Figure record extracts:

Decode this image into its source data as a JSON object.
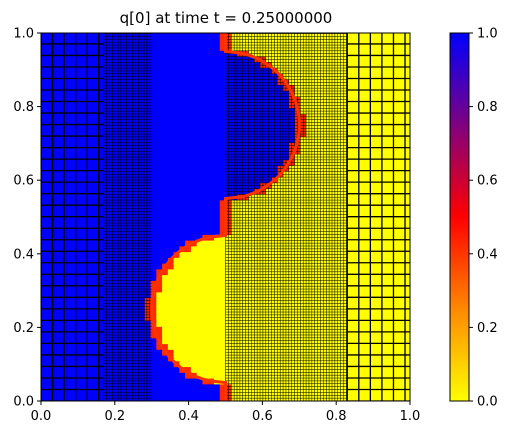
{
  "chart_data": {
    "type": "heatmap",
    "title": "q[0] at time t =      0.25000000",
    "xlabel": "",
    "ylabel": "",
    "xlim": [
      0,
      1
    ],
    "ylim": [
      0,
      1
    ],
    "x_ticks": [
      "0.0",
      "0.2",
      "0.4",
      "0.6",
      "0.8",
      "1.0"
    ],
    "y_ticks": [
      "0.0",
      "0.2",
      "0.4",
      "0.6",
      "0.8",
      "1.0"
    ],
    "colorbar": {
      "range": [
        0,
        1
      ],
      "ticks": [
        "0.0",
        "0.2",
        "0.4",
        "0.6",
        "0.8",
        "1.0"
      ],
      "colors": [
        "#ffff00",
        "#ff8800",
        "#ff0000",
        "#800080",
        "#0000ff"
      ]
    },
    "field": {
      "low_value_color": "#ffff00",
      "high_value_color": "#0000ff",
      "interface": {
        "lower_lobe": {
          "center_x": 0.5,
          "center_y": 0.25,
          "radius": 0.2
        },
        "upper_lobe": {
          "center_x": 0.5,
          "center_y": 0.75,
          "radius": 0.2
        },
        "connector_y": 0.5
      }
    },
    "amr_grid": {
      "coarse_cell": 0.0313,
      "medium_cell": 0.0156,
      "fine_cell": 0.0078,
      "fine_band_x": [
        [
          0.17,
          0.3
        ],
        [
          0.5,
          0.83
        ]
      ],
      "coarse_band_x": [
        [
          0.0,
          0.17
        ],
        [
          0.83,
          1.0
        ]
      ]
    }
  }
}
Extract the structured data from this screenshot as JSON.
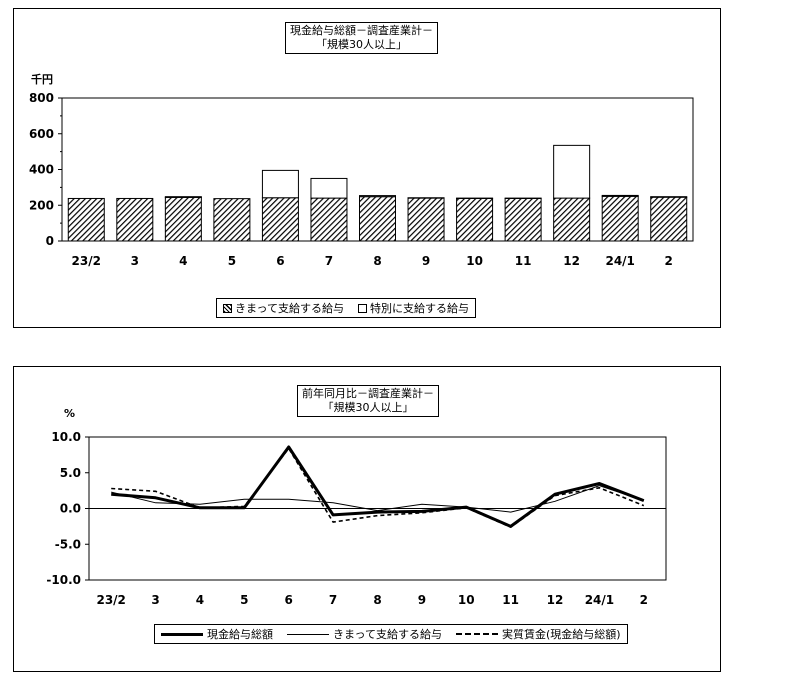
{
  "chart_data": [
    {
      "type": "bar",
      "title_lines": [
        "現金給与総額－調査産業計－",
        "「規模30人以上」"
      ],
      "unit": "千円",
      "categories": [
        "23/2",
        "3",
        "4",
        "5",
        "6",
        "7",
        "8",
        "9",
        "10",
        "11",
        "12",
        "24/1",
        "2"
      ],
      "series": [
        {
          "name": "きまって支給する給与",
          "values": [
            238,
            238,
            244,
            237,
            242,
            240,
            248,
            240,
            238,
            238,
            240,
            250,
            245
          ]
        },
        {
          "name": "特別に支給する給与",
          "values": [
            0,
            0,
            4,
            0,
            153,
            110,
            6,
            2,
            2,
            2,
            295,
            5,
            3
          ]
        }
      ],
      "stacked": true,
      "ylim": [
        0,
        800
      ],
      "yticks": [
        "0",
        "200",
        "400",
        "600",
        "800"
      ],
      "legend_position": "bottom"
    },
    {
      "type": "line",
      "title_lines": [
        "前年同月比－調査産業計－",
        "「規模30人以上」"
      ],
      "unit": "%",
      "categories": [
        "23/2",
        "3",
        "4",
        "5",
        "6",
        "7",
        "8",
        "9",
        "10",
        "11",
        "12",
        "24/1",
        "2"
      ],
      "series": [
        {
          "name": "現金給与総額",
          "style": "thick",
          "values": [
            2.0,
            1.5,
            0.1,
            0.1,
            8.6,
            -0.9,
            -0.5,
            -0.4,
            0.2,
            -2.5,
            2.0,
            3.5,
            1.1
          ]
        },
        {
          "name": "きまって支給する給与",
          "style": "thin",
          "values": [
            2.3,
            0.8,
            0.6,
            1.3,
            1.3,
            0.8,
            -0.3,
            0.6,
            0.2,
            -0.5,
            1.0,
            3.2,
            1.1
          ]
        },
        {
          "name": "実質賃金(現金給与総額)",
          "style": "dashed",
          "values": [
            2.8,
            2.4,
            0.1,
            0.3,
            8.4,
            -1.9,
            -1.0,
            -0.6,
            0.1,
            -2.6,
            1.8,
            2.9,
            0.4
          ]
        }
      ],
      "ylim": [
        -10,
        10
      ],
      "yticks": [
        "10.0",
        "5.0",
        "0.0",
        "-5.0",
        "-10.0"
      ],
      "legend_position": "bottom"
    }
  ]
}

■ TASK DIRECTIONS
From the data above, write out everything exactly except the pictures.

■ EXERCISE RESULT
Decode this image into its source data as a JSON object.
{
  "chart_data": {
    "type": "heatmap",
    "title": "q[0] at time t =      0.25000000",
    "xlabel": "",
    "ylabel": "",
    "xlim": [
      0,
      1
    ],
    "ylim": [
      0,
      1
    ],
    "x_ticks": [
      "0.0",
      "0.2",
      "0.4",
      "0.6",
      "0.8",
      "1.0"
    ],
    "y_ticks": [
      "0.0",
      "0.2",
      "0.4",
      "0.6",
      "0.8",
      "1.0"
    ],
    "colorbar": {
      "range": [
        0,
        1
      ],
      "ticks": [
        "0.0",
        "0.2",
        "0.4",
        "0.6",
        "0.8",
        "1.0"
      ],
      "colors": [
        "#ffff00",
        "#ff8800",
        "#ff0000",
        "#800080",
        "#0000ff"
      ]
    },
    "field": {
      "low_value_color": "#ffff00",
      "high_value_color": "#0000ff",
      "interface": {
        "lower_lobe": {
          "center_x": 0.5,
          "center_y": 0.25,
          "radius": 0.2
        },
        "upper_lobe": {
          "center_x": 0.5,
          "center_y": 0.75,
          "radius": 0.2
        },
        "connector_y": 0.5
      }
    },
    "amr_grid": {
      "coarse_cell": 0.0313,
      "medium_cell": 0.0156,
      "fine_cell": 0.0078,
      "fine_band_x": [
        [
          0.17,
          0.3
        ],
        [
          0.5,
          0.83
        ]
      ],
      "coarse_band_x": [
        [
          0.0,
          0.17
        ],
        [
          0.83,
          1.0
        ]
      ]
    }
  }
}
Extract the structured data from this screenshot as JSON.
{
  "chart_data": [
    {
      "type": "bar",
      "title_lines": [
        "現金給与総額－調査産業計－",
        "「規模30人以上」"
      ],
      "unit": "千円",
      "categories": [
        "23/2",
        "3",
        "4",
        "5",
        "6",
        "7",
        "8",
        "9",
        "10",
        "11",
        "12",
        "24/1",
        "2"
      ],
      "series": [
        {
          "name": "きまって支給する給与",
          "values": [
            238,
            238,
            244,
            237,
            242,
            240,
            248,
            240,
            238,
            238,
            240,
            250,
            245
          ]
        },
        {
          "name": "特別に支給する給与",
          "values": [
            0,
            0,
            4,
            0,
            153,
            110,
            6,
            2,
            2,
            2,
            295,
            5,
            3
          ]
        }
      ],
      "stacked": true,
      "ylim": [
        0,
        800
      ],
      "yticks": [
        "0",
        "200",
        "400",
        "600",
        "800"
      ],
      "legend_position": "bottom"
    },
    {
      "type": "line",
      "title_lines": [
        "前年同月比－調査産業計－",
        "「規模30人以上」"
      ],
      "unit": "%",
      "categories": [
        "23/2",
        "3",
        "4",
        "5",
        "6",
        "7",
        "8",
        "9",
        "10",
        "11",
        "12",
        "24/1",
        "2"
      ],
      "series": [
        {
          "name": "現金給与総額",
          "style": "thick",
          "values": [
            2.0,
            1.5,
            0.1,
            0.1,
            8.6,
            -0.9,
            -0.5,
            -0.4,
            0.2,
            -2.5,
            2.0,
            3.5,
            1.1
          ]
        },
        {
          "name": "きまって支給する給与",
          "style": "thin",
          "values": [
            2.3,
            0.8,
            0.6,
            1.3,
            1.3,
            0.8,
            -0.3,
            0.6,
            0.2,
            -0.5,
            1.0,
            3.2,
            1.1
          ]
        },
        {
          "name": "実質賃金(現金給与総額)",
          "style": "dashed",
          "values": [
            2.8,
            2.4,
            0.1,
            0.3,
            8.4,
            -1.9,
            -1.0,
            -0.6,
            0.1,
            -2.6,
            1.8,
            2.9,
            0.4
          ]
        }
      ],
      "ylim": [
        -10,
        10
      ],
      "yticks": [
        "10.0",
        "5.0",
        "0.0",
        "-5.0",
        "-10.0"
      ],
      "legend_position": "bottom"
    }
  ]
}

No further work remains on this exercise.